DATA SUPPLIED:
----------------------------------------

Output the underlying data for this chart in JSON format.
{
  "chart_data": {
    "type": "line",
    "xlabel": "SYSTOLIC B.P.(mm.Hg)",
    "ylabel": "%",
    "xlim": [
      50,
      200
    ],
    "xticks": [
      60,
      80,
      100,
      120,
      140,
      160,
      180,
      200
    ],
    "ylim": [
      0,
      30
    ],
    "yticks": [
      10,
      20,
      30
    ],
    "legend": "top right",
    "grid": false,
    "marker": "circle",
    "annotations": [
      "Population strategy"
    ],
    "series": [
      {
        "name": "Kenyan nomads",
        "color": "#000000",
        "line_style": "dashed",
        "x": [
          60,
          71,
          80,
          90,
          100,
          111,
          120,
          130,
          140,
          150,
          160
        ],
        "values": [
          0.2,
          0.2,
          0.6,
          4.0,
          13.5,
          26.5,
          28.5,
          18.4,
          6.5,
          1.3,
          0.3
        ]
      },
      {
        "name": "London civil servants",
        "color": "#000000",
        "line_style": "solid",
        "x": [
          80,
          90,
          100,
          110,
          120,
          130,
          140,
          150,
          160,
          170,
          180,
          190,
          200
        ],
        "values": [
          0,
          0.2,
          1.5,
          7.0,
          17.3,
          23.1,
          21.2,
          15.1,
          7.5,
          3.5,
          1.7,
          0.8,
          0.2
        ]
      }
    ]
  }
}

----------------------------------------

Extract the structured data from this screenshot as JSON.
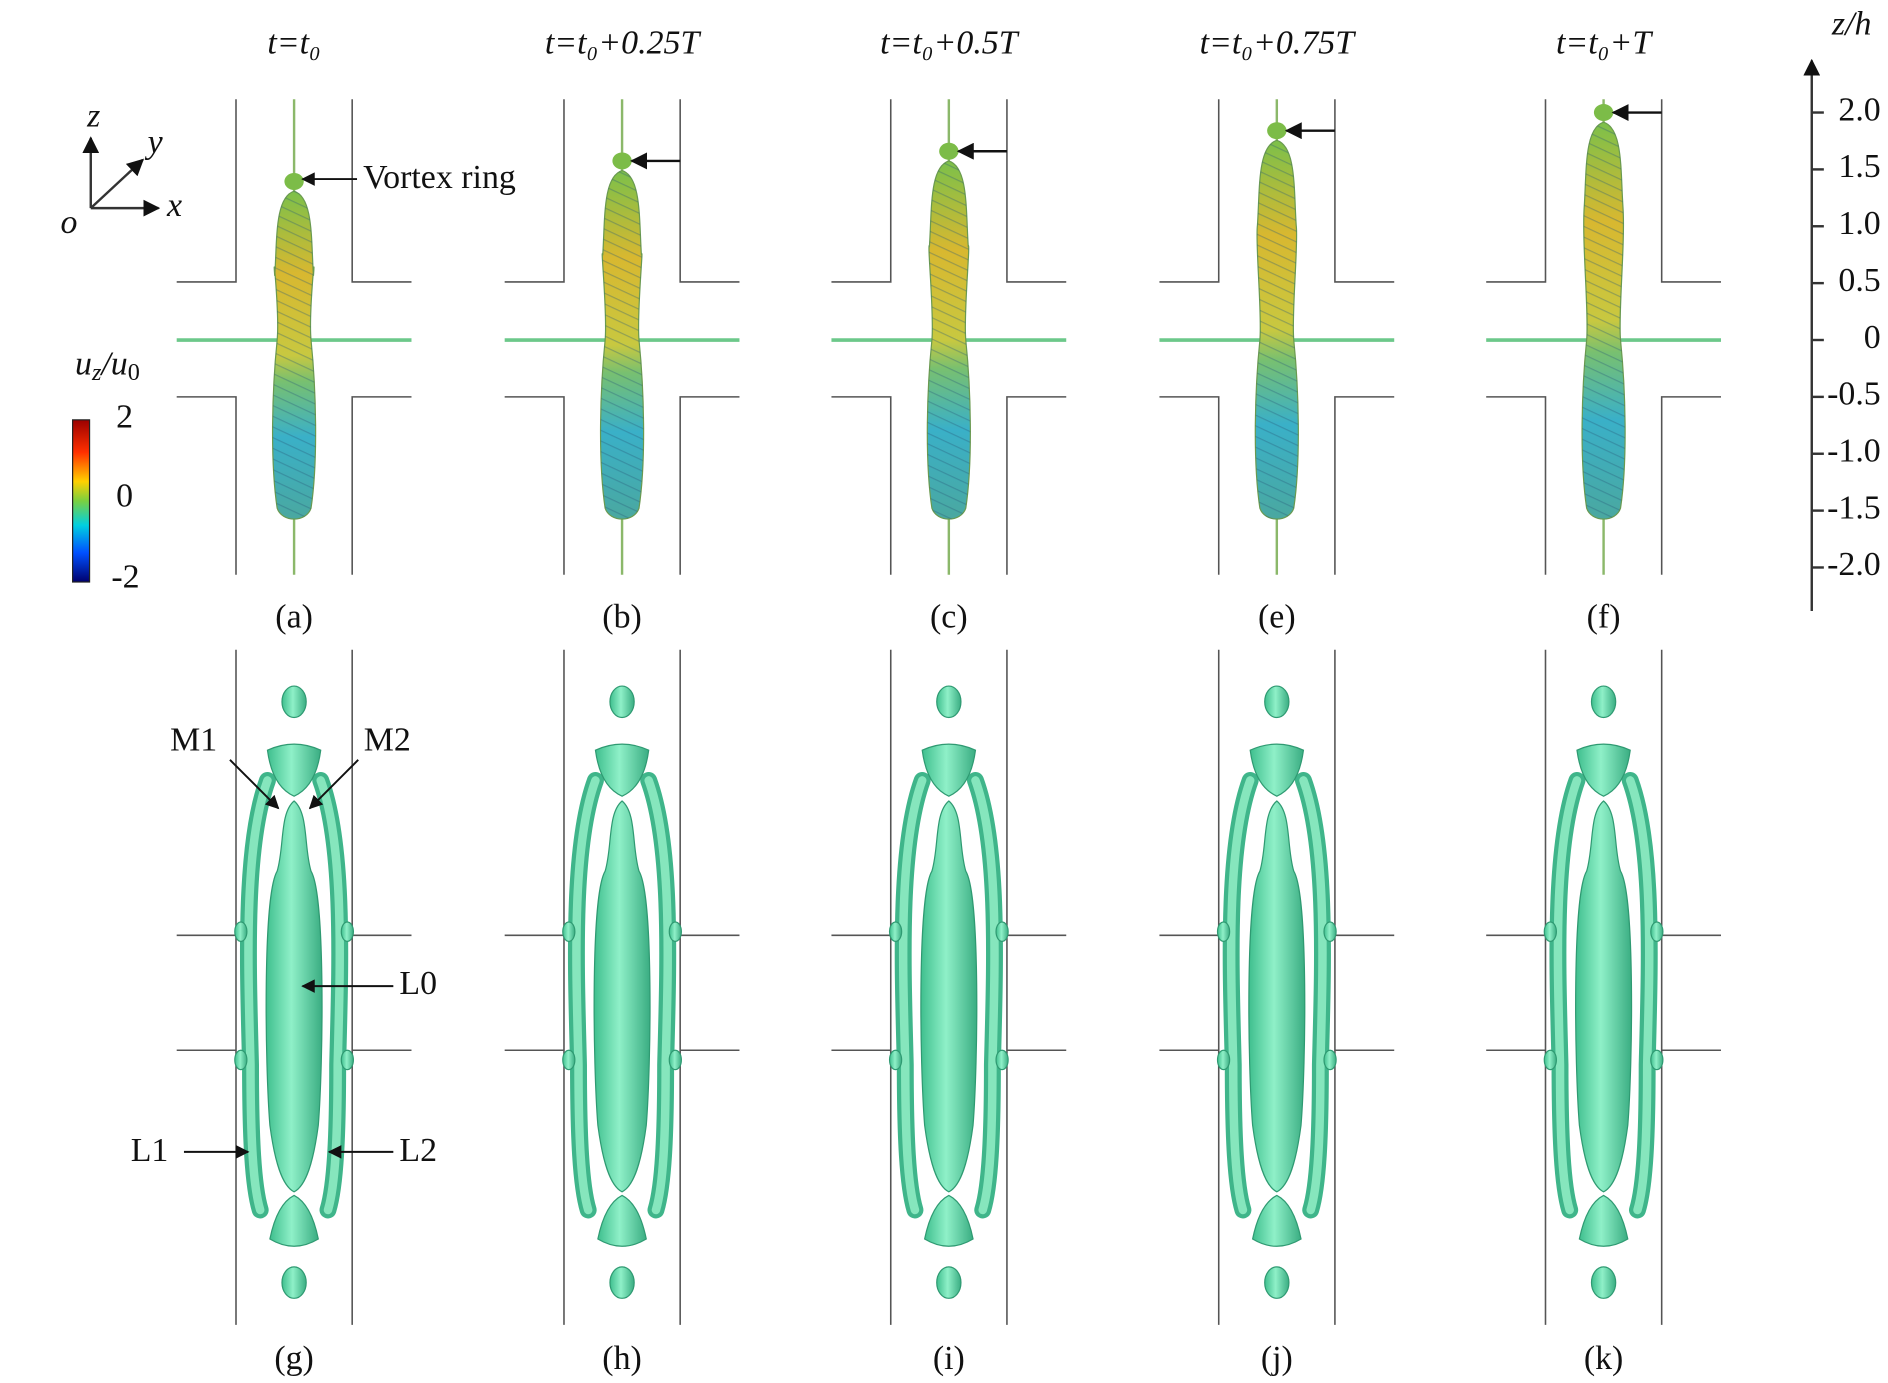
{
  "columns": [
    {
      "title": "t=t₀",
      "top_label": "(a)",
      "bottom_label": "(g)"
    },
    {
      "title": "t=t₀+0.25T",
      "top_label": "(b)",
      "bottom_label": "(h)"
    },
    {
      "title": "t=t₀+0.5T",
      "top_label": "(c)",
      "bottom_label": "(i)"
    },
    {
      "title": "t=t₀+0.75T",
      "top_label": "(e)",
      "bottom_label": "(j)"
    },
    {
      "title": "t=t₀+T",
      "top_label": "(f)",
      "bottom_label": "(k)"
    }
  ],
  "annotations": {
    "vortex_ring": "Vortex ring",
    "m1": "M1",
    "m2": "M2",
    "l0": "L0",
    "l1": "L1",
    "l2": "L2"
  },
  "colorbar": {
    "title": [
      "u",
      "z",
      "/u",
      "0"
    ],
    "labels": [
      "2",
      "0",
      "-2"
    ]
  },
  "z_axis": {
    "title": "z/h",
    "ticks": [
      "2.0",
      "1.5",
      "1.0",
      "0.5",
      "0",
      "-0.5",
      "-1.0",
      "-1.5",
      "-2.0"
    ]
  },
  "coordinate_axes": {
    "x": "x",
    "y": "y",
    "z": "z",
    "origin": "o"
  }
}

----------------------------------------

TASK DETAILS: Find the word "this" in the data and show each line that holds it.

ANSWER FOR THE TASK:
Output the underlying data for this chart in JSON format.
Extract the structured data from this screenshot as JSON.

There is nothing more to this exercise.